### WRITTEN REQUEST
Below are some records; return each one exactly.

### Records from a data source
#####
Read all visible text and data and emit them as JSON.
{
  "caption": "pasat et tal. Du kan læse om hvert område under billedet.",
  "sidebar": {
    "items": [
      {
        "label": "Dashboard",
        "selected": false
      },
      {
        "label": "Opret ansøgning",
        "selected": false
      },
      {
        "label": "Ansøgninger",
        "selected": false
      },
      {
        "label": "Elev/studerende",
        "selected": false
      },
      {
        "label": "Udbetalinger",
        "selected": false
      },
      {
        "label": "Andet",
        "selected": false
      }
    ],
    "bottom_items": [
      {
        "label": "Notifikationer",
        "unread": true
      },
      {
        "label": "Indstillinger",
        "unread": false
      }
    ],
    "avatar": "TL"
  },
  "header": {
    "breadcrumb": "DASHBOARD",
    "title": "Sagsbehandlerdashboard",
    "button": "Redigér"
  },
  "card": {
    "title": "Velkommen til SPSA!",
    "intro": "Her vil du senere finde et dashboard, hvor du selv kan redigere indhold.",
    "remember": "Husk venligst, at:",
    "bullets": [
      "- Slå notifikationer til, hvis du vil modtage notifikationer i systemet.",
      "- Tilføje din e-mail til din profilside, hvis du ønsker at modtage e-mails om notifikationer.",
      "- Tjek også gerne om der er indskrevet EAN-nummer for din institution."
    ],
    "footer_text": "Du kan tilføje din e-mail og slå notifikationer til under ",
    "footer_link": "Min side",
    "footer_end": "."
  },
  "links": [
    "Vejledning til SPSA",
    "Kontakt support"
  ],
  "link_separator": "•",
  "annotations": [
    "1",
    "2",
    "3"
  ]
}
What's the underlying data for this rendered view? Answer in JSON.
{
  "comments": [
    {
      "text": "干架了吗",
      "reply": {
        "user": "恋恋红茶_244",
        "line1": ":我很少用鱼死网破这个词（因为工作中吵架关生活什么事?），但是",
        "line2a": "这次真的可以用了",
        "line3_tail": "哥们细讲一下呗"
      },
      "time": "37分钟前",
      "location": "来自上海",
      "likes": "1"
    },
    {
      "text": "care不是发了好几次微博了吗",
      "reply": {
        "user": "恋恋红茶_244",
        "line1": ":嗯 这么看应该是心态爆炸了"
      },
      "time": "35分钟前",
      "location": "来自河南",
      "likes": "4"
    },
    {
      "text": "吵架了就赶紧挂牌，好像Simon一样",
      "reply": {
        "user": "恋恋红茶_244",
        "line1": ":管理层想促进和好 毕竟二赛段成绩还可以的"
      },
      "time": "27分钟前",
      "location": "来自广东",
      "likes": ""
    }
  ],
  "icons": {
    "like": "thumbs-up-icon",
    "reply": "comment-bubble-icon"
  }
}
#####
### PROBLEM SOLUTION
Read all visible text and data and emit them as JSON.
{
  "caption": "pasat et tal. Du kan læse om hvert område under billedet.",
  "sidebar": {
    "items": [
      {
        "label": "Dashboard",
        "selected": false
      },
      {
        "label": "Opret ansøgning",
        "selected": false
      },
      {
        "label": "Ansøgninger",
        "selected": false
      },
      {
        "label": "Elev/studerende",
        "selected": false
      },
      {
        "label": "Udbetalinger",
        "selected": false
      },
      {
        "label": "Andet",
        "selected": false
      }
    ],
    "bottom_items": [
      {
        "label": "Notifikationer",
        "unread": true
      },
      {
        "label": "Indstillinger",
        "unread": false
      }
    ],
    "avatar": "TL"
  },
  "header": {
    "breadcrumb": "DASHBOARD",
    "title": "Sagsbehandlerdashboard",
    "button": "Redigér"
  },
  "card": {
    "title": "Velkommen til SPSA!",
    "intro": "Her vil du senere finde et dashboard, hvor du selv kan redigere indhold.",
    "remember": "Husk venligst, at:",
    "bullets": [
      "- Slå notifikationer til, hvis du vil modtage notifikationer i systemet.",
      "- Tilføje din e-mail til din profilside, hvis du ønsker at modtage e-mails om notifikationer.",
      "- Tjek også gerne om der er indskrevet EAN-nummer for din institution."
    ],
    "footer_text": "Du kan tilføje din e-mail og slå notifikationer til under ",
    "footer_link": "Min side",
    "footer_end": "."
  },
  "links": [
    "Vejledning til SPSA",
    "Kontakt support"
  ],
  "link_separator": "•",
  "annotations": [
    "1",
    "2",
    "3"
  ]
}
What's the underlying data for this rendered view? Answer in JSON.
{
  "comments": [
    {
      "text": "干架了吗",
      "reply": {
        "user": "恋恋红茶_244",
        "line1": ":我很少用鱼死网破这个词（因为工作中吵架关生活什么事?），但是",
        "line2a": "这次真的可以用了",
        "line3_tail": "哥们细讲一下呗"
      },
      "time": "37分钟前",
      "location": "来自上海",
      "likes": "1"
    },
    {
      "text": "care不是发了好几次微博了吗",
      "reply": {
        "user": "恋恋红茶_244",
        "line1": ":嗯 这么看应该是心态爆炸了"
      },
      "time": "35分钟前",
      "location": "来自河南",
      "likes": "4"
    },
    {
      "text": "吵架了就赶紧挂牌，好像Simon一样",
      "reply": {
        "user": "恋恋红茶_244",
        "line1": ":管理层想促进和好 毕竟二赛段成绩还可以的"
      },
      "time": "27分钟前",
      "location": "来自广东",
      "likes": ""
    }
  ],
  "icons": {
    "like": "thumbs-up-icon",
    "reply": "comment-bubble-icon"
  }
}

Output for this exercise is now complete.